== Written problem ==
Copy out every line that contains the word "avatar".

== Information provided ==

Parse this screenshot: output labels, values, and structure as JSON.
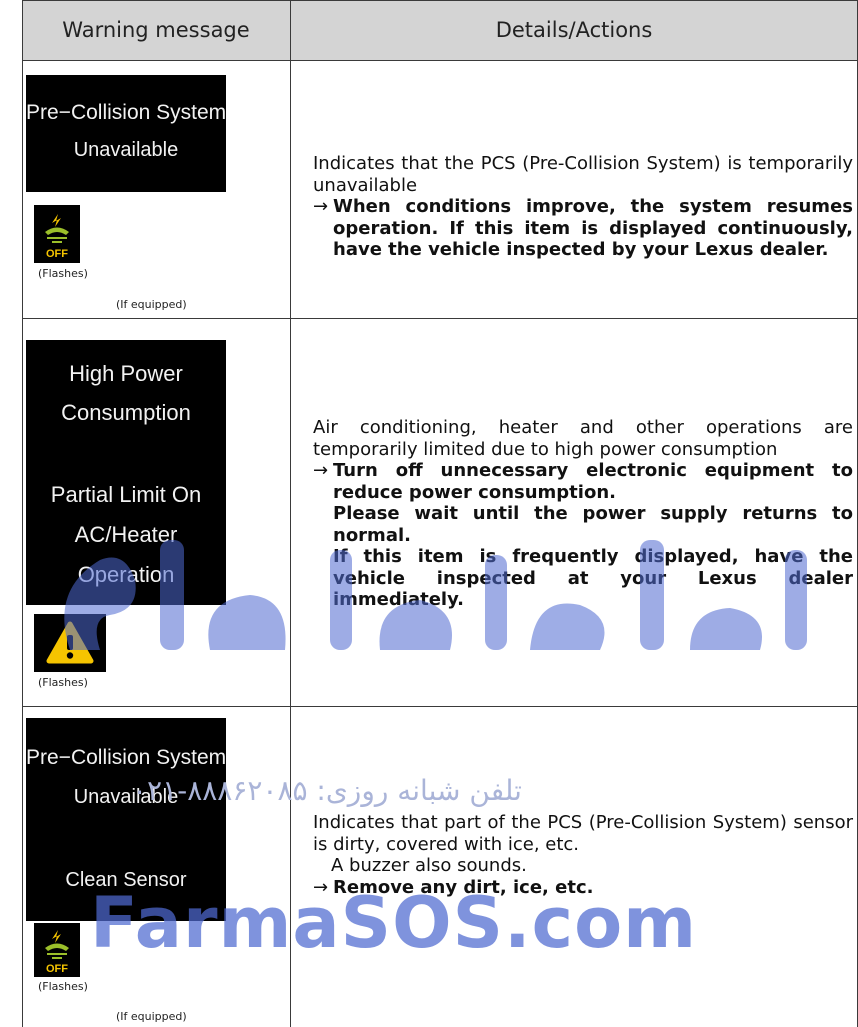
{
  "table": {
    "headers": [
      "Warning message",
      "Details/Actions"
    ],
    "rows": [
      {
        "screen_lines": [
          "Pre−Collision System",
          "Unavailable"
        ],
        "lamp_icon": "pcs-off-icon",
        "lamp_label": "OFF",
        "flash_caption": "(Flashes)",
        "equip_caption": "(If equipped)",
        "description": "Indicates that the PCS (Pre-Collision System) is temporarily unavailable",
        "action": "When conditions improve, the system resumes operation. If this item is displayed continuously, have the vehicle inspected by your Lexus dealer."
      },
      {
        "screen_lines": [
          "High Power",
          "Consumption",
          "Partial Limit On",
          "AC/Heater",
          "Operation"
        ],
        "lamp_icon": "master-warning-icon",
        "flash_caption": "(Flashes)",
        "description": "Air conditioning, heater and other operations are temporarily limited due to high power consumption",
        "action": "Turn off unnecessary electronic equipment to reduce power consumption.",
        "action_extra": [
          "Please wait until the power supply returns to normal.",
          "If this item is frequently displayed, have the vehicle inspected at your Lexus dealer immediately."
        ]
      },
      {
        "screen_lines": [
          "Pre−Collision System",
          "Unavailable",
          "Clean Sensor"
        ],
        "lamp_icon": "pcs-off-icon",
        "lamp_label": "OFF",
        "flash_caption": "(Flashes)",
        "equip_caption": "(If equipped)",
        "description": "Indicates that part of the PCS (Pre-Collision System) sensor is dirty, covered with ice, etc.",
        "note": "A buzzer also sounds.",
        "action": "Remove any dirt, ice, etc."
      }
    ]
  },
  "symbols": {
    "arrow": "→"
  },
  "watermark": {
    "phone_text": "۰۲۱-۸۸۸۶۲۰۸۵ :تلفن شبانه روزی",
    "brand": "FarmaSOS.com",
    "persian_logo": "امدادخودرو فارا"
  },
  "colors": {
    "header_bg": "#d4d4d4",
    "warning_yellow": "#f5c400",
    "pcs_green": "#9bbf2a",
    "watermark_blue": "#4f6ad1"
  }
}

==

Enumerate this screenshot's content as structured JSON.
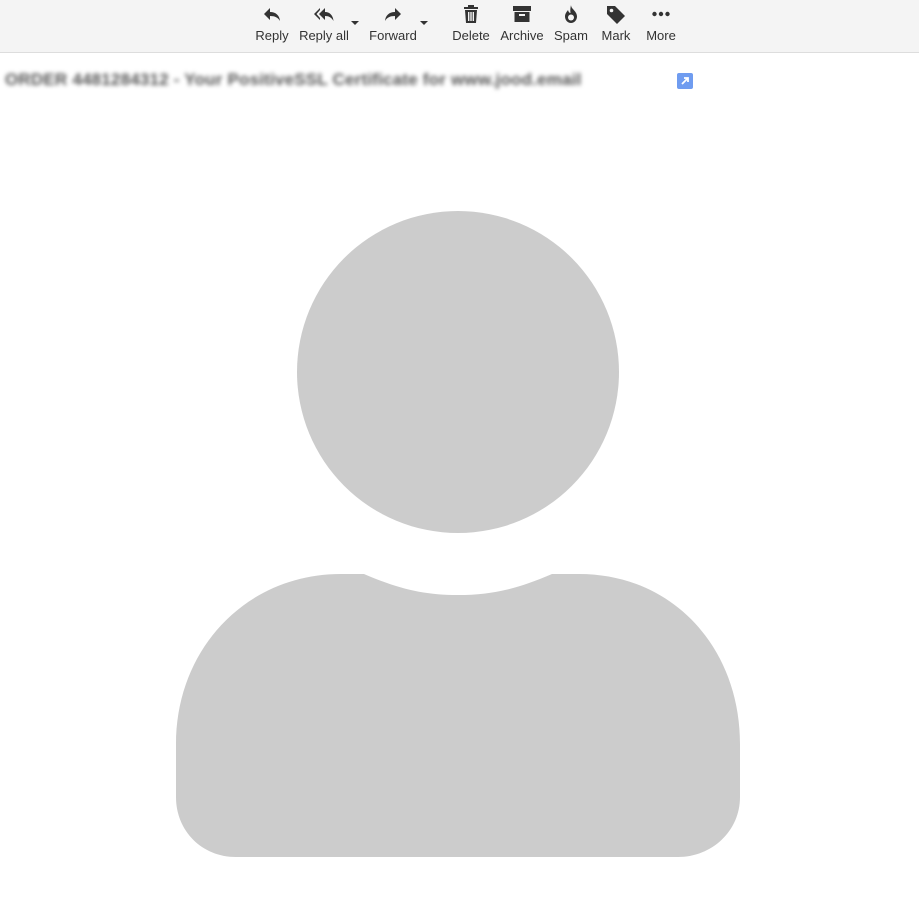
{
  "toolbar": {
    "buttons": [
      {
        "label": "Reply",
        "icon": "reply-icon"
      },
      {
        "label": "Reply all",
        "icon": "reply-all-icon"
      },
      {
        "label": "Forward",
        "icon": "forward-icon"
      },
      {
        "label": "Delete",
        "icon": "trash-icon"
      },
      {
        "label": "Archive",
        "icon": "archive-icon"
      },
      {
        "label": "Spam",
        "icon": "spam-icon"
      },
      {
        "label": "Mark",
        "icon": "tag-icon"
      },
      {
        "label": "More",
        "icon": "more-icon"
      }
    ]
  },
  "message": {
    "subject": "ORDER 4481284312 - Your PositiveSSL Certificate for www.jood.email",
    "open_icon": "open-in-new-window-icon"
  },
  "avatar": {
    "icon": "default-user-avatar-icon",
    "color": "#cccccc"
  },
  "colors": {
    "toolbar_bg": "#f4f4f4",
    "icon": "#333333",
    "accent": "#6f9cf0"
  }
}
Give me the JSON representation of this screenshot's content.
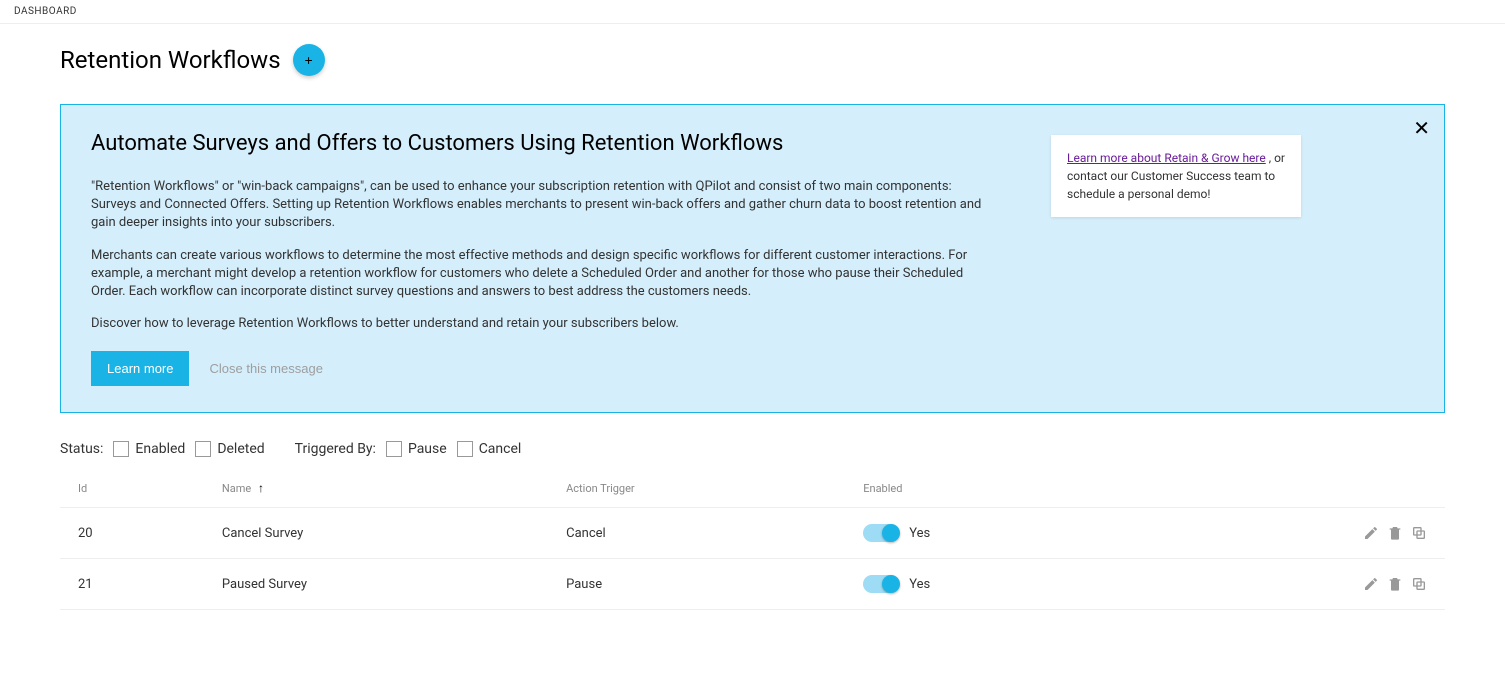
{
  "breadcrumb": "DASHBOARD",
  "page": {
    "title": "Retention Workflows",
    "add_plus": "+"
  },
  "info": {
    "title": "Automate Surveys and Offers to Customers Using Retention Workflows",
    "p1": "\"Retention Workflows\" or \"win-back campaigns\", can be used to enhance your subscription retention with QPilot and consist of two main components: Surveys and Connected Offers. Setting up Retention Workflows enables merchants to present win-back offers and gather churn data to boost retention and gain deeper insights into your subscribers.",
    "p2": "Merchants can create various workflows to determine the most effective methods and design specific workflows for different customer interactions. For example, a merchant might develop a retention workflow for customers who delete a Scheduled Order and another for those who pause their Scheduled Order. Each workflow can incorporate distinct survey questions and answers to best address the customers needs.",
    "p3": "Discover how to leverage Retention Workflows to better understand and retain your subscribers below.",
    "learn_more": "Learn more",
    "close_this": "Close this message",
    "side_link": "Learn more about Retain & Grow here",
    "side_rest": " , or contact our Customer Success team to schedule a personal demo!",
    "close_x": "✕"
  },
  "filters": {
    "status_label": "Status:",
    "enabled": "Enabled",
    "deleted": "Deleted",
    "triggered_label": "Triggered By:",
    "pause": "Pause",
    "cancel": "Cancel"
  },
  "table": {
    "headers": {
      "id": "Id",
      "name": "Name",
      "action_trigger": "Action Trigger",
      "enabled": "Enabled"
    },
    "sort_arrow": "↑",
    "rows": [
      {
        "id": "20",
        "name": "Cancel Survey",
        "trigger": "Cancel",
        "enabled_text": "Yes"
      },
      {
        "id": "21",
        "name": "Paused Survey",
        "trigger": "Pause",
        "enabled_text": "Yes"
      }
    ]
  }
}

--

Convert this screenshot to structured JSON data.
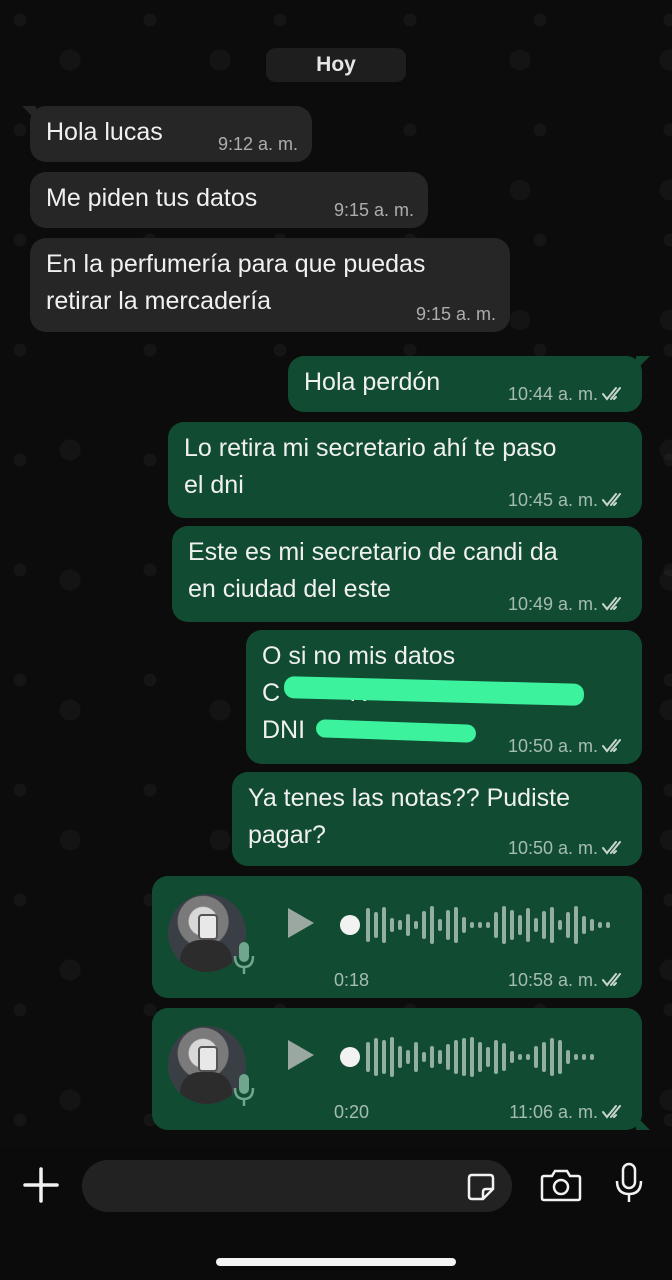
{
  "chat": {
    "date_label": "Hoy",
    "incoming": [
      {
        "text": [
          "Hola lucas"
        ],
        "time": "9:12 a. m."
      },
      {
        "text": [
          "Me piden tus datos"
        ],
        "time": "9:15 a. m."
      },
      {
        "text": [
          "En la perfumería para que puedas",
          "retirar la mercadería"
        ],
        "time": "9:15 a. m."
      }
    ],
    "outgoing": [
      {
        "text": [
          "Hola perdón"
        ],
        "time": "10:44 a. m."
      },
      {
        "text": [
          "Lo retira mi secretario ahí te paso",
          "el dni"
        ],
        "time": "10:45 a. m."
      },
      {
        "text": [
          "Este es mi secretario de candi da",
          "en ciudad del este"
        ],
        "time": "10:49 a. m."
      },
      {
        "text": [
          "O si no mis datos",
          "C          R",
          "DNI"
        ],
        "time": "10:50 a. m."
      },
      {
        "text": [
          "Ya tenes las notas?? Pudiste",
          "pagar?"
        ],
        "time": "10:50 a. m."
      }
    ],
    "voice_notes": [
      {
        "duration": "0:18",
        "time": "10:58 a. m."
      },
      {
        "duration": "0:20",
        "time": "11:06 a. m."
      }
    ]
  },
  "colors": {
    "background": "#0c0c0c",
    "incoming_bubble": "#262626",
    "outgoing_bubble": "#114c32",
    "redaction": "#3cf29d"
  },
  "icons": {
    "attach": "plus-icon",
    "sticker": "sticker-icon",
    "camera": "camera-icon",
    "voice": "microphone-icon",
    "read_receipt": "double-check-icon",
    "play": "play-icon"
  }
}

== The output ==
  "avatar": {
    "icon": "default-user-avatar-icon",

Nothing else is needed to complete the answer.